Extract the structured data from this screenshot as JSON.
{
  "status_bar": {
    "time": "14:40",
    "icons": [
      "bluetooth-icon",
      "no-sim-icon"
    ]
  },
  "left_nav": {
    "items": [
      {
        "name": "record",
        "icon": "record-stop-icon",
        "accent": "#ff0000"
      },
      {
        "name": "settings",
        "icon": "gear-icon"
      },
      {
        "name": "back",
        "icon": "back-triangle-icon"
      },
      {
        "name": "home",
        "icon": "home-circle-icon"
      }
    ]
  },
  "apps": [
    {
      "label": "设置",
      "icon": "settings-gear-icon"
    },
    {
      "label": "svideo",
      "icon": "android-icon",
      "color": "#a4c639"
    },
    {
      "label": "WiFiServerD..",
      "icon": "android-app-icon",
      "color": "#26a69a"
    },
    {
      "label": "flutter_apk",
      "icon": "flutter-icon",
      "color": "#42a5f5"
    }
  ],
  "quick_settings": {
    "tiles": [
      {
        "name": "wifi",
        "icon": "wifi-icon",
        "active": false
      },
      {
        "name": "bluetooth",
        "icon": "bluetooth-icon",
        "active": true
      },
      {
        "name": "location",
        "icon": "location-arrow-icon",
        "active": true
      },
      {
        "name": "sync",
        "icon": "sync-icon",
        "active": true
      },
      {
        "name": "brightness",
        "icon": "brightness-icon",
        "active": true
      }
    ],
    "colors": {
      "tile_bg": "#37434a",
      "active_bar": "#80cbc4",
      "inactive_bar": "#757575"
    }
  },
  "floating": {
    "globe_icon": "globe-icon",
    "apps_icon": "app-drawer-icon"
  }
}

EXERCISE INSTRUCTIONS: Reproduce the material precisely, including every line.

PROBLEM SOLUTION:
Extract the structured data from this screenshot as JSON.
{
  "status_bar": {
    "time": "14:40",
    "icons": [
      "bluetooth-icon",
      "no-sim-icon"
    ]
  },
  "left_nav": {
    "items": [
      {
        "name": "record",
        "icon": "record-stop-icon",
        "accent": "#ff0000"
      },
      {
        "name": "settings",
        "icon": "gear-icon"
      },
      {
        "name": "back",
        "icon": "back-triangle-icon"
      },
      {
        "name": "home",
        "icon": "home-circle-icon"
      }
    ]
  },
  "apps": [
    {
      "label": "设置",
      "icon": "settings-gear-icon"
    },
    {
      "label": "svideo",
      "icon": "android-icon",
      "color": "#a4c639"
    },
    {
      "label": "WiFiServerD..",
      "icon": "android-app-icon",
      "color": "#26a69a"
    },
    {
      "label": "flutter_apk",
      "icon": "flutter-icon",
      "color": "#42a5f5"
    }
  ],
  "quick_settings": {
    "tiles": [
      {
        "name": "wifi",
        "icon": "wifi-icon",
        "active": false
      },
      {
        "name": "bluetooth",
        "icon": "bluetooth-icon",
        "active": true
      },
      {
        "name": "location",
        "icon": "location-arrow-icon",
        "active": true
      },
      {
        "name": "sync",
        "icon": "sync-icon",
        "active": true
      },
      {
        "name": "brightness",
        "icon": "brightness-icon",
        "active": true
      }
    ],
    "colors": {
      "tile_bg": "#37434a",
      "active_bar": "#80cbc4",
      "inactive_bar": "#757575"
    }
  },
  "floating": {
    "globe_icon": "globe-icon",
    "apps_icon": "app-drawer-icon"
  }
}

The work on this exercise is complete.